§ STATED TASK
Repeat each line of the material exactly.
** Begin DATA PROVIDED **
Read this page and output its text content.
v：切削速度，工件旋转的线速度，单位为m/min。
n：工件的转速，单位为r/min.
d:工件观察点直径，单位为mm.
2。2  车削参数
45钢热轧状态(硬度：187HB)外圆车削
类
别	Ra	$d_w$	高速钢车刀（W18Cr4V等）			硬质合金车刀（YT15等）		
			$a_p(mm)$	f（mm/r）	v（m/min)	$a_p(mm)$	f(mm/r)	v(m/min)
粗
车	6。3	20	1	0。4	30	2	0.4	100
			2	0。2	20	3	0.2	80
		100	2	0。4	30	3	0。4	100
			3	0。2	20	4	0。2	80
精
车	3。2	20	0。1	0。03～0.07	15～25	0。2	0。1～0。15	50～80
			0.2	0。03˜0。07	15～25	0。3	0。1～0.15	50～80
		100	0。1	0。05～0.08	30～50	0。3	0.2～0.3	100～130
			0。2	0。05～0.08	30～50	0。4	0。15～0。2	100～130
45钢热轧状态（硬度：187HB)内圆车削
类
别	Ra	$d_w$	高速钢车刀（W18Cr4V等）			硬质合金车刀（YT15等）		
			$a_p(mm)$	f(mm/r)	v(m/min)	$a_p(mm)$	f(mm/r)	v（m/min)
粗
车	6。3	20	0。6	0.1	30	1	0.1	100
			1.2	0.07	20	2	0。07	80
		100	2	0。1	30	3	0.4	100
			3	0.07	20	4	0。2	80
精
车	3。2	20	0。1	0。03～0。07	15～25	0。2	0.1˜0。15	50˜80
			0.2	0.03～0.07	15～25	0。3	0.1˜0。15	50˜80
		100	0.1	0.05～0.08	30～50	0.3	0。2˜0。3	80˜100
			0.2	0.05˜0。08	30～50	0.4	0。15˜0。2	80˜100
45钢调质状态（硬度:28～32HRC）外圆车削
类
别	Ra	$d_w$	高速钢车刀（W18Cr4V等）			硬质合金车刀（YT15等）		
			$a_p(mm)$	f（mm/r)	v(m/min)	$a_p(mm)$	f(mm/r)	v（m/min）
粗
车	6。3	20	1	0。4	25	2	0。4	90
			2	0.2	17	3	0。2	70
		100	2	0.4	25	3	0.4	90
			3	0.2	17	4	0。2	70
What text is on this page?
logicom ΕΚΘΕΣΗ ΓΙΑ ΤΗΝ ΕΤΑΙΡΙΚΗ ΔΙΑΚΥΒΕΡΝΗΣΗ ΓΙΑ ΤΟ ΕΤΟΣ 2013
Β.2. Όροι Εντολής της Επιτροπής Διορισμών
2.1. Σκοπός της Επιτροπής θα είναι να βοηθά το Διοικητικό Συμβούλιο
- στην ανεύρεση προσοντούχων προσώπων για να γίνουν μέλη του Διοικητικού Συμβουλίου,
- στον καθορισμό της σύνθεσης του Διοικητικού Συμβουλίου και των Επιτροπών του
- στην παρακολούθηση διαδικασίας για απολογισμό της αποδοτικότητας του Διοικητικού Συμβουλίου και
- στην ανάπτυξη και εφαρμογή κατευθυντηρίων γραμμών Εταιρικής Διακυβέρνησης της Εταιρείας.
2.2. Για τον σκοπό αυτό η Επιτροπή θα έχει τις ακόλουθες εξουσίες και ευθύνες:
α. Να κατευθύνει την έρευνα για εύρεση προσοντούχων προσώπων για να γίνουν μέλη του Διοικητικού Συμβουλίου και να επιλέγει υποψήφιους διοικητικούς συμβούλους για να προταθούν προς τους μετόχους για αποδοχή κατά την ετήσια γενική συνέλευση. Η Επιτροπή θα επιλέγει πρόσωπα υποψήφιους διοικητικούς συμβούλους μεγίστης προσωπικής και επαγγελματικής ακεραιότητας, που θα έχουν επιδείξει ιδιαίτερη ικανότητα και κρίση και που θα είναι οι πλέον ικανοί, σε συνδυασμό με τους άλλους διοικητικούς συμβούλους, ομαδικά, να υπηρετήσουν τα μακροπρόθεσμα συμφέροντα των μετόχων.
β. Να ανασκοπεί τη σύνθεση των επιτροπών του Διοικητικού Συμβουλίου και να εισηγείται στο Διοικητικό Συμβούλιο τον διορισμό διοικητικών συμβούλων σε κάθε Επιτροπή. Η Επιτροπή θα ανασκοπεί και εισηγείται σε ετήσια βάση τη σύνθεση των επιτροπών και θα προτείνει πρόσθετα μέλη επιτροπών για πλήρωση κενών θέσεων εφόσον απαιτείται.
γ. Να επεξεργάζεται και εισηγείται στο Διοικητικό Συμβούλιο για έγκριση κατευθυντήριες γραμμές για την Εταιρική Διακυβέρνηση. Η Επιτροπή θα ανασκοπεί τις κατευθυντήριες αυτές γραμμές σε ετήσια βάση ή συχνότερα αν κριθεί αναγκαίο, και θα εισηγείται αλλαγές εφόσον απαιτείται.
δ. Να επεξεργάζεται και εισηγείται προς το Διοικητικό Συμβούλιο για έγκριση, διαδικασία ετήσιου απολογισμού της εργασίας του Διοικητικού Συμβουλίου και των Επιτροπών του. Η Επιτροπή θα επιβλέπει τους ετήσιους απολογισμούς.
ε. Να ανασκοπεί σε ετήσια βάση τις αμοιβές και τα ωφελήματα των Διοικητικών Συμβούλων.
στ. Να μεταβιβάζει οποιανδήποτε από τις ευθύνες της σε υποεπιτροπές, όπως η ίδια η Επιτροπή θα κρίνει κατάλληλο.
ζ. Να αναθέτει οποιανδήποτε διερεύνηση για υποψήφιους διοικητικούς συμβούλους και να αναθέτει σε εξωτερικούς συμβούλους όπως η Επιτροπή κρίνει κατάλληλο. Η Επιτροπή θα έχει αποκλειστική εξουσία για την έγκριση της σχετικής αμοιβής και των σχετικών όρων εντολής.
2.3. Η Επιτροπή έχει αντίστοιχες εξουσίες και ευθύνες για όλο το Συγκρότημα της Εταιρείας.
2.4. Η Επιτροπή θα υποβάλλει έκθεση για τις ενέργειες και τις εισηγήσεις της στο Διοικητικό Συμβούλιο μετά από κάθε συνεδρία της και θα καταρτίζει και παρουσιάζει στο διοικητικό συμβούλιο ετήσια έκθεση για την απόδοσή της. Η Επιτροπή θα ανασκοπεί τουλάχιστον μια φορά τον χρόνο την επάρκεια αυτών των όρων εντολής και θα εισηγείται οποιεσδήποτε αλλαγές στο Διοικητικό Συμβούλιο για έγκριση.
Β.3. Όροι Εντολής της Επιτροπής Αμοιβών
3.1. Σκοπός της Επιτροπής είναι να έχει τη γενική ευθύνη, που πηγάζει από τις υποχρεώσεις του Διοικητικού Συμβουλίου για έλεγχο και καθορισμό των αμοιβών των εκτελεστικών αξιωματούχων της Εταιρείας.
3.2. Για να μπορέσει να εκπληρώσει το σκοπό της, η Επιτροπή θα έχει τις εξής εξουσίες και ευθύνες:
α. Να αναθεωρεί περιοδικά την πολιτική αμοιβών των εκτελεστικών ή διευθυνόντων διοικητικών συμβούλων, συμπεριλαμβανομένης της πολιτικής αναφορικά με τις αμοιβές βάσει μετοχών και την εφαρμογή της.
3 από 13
** End DATA PROVIDED **
§ ANSWER FOR THE TASK
Read this page and output its text content.
v：切削速度，工件旋转的线速度，单位为m/min。
n：工件的转速，单位为r/min.
d:工件观察点直径，单位为mm.
2。2  车削参数
45钢热轧状态(硬度：187HB)外圆车削
类
别	Ra	$d_w$	高速钢车刀（W18Cr4V等）			硬质合金车刀（YT15等）		
			$a_p(mm)$	f（mm/r）	v（m/min)	$a_p(mm)$	f(mm/r)	v(m/min)
粗
车	6。3	20	1	0。4	30	2	0.4	100
			2	0。2	20	3	0.2	80
		100	2	0。4	30	3	0。4	100
			3	0。2	20	4	0。2	80
精
车	3。2	20	0。1	0。03～0.07	15～25	0。2	0。1～0。15	50～80
			0.2	0。03˜0。07	15～25	0。3	0。1～0.15	50～80
		100	0。1	0。05～0.08	30～50	0。3	0.2～0.3	100～130
			0。2	0。05～0.08	30～50	0。4	0。15～0。2	100～130
45钢热轧状态（硬度：187HB)内圆车削
类
别	Ra	$d_w$	高速钢车刀（W18Cr4V等）			硬质合金车刀（YT15等）		
			$a_p(mm)$	f(mm/r)	v(m/min)	$a_p(mm)$	f(mm/r)	v（m/min)
粗
车	6。3	20	0。6	0.1	30	1	0.1	100
			1.2	0.07	20	2	0。07	80
		100	2	0。1	30	3	0.4	100
			3	0.07	20	4	0。2	80
精
车	3。2	20	0。1	0。03～0。07	15～25	0。2	0.1˜0。15	50˜80
			0.2	0.03～0.07	15～25	0。3	0.1˜0。15	50˜80
		100	0.1	0.05～0.08	30～50	0.3	0。2˜0。3	80˜100
			0.2	0.05˜0。08	30～50	0.4	0。15˜0。2	80˜100
45钢调质状态（硬度:28～32HRC）外圆车削
类
别	Ra	$d_w$	高速钢车刀（W18Cr4V等）			硬质合金车刀（YT15等）		
			$a_p(mm)$	f（mm/r)	v(m/min)	$a_p(mm)$	f(mm/r)	v（m/min）
粗
车	6。3	20	1	0。4	25	2	0。4	90
			2	0.2	17	3	0。2	70
		100	2	0.4	25	3	0.4	90
			3	0.2	17	4	0。2	70
What text is on this page?
logicom ΕΚΘΕΣΗ ΓΙΑ ΤΗΝ ΕΤΑΙΡΙΚΗ ΔΙΑΚΥΒΕΡΝΗΣΗ ΓΙΑ ΤΟ ΕΤΟΣ 2013
Β.2. Όροι Εντολής της Επιτροπής Διορισμών
2.1. Σκοπός της Επιτροπής θα είναι να βοηθά το Διοικητικό Συμβούλιο
- στην ανεύρεση προσοντούχων προσώπων για να γίνουν μέλη του Διοικητικού Συμβουλίου,
- στον καθορισμό της σύνθεσης του Διοικητικού Συμβουλίου και των Επιτροπών του
- στην παρακολούθηση διαδικασίας για απολογισμό της αποδοτικότητας του Διοικητικού Συμβουλίου και
- στην ανάπτυξη και εφαρμογή κατευθυντηρίων γραμμών Εταιρικής Διακυβέρνησης της Εταιρείας.
2.2. Για τον σκοπό αυτό η Επιτροπή θα έχει τις ακόλουθες εξουσίες και ευθύνες:
α. Να κατευθύνει την έρευνα για εύρεση προσοντούχων προσώπων για να γίνουν μέλη του Διοικητικού Συμβουλίου και να επιλέγει υποψήφιους διοικητικούς συμβούλους για να προταθούν προς τους μετόχους για αποδοχή κατά την ετήσια γενική συνέλευση. Η Επιτροπή θα επιλέγει πρόσωπα υποψήφιους διοικητικούς συμβούλους μεγίστης προσωπικής και επαγγελματικής ακεραιότητας, που θα έχουν επιδείξει ιδιαίτερη ικανότητα και κρίση και που θα είναι οι πλέον ικανοί, σε συνδυασμό με τους άλλους διοικητικούς συμβούλους, ομαδικά, να υπηρετήσουν τα μακροπρόθεσμα συμφέροντα των μετόχων.
β. Να ανασκοπεί τη σύνθεση των επιτροπών του Διοικητικού Συμβουλίου και να εισηγείται στο Διοικητικό Συμβούλιο τον διορισμό διοικητικών συμβούλων σε κάθε Επιτροπή. Η Επιτροπή θα ανασκοπεί και εισηγείται σε ετήσια βάση τη σύνθεση των επιτροπών και θα προτείνει πρόσθετα μέλη επιτροπών για πλήρωση κενών θέσεων εφόσον απαιτείται.
γ. Να επεξεργάζεται και εισηγείται στο Διοικητικό Συμβούλιο για έγκριση κατευθυντήριες γραμμές για την Εταιρική Διακυβέρνηση. Η Επιτροπή θα ανασκοπεί τις κατευθυντήριες αυτές γραμμές σε ετήσια βάση ή συχνότερα αν κριθεί αναγκαίο, και θα εισηγείται αλλαγές εφόσον απαιτείται.
δ. Να επεξεργάζεται και εισηγείται προς το Διοικητικό Συμβούλιο για έγκριση, διαδικασία ετήσιου απολογισμού της εργασίας του Διοικητικού Συμβουλίου και των Επιτροπών του. Η Επιτροπή θα επιβλέπει τους ετήσιους απολογισμούς.
ε. Να ανασκοπεί σε ετήσια βάση τις αμοιβές και τα ωφελήματα των Διοικητικών Συμβούλων.
στ. Να μεταβιβάζει οποιανδήποτε από τις ευθύνες της σε υποεπιτροπές, όπως η ίδια η Επιτροπή θα κρίνει κατάλληλο.
ζ. Να αναθέτει οποιανδήποτε διερεύνηση για υποψήφιους διοικητικούς συμβούλους και να αναθέτει σε εξωτερικούς συμβούλους όπως η Επιτροπή κρίνει κατάλληλο. Η Επιτροπή θα έχει αποκλειστική εξουσία για την έγκριση της σχετικής αμοιβής και των σχετικών όρων εντολής.
2.3. Η Επιτροπή έχει αντίστοιχες εξουσίες και ευθύνες για όλο το Συγκρότημα της Εταιρείας.
2.4. Η Επιτροπή θα υποβάλλει έκθεση για τις ενέργειες και τις εισηγήσεις της στο Διοικητικό Συμβούλιο μετά από κάθε συνεδρία της και θα καταρτίζει και παρουσιάζει στο διοικητικό συμβούλιο ετήσια έκθεση για την απόδοσή της. Η Επιτροπή θα ανασκοπεί τουλάχιστον μια φορά τον χρόνο την επάρκεια αυτών των όρων εντολής και θα εισηγείται οποιεσδήποτε αλλαγές στο Διοικητικό Συμβούλιο για έγκριση.
Β.3. Όροι Εντολής της Επιτροπής Αμοιβών
3.1. Σκοπός της Επιτροπής είναι να έχει τη γενική ευθύνη, που πηγάζει από τις υποχρεώσεις του Διοικητικού Συμβουλίου για έλεγχο και καθορισμό των αμοιβών των εκτελεστικών αξιωματούχων της Εταιρείας.
3.2. Για να μπορέσει να εκπληρώσει το σκοπό της, η Επιτροπή θα έχει τις εξής εξουσίες και ευθύνες:
α. Να αναθεωρεί περιοδικά την πολιτική αμοιβών των εκτελεστικών ή διευθυνόντων διοικητικών συμβούλων, συμπεριλαμβανομένης της πολιτικής αναφορικά με τις αμοιβές βάσει μετοχών και την εφαρμογή της.
3 από 13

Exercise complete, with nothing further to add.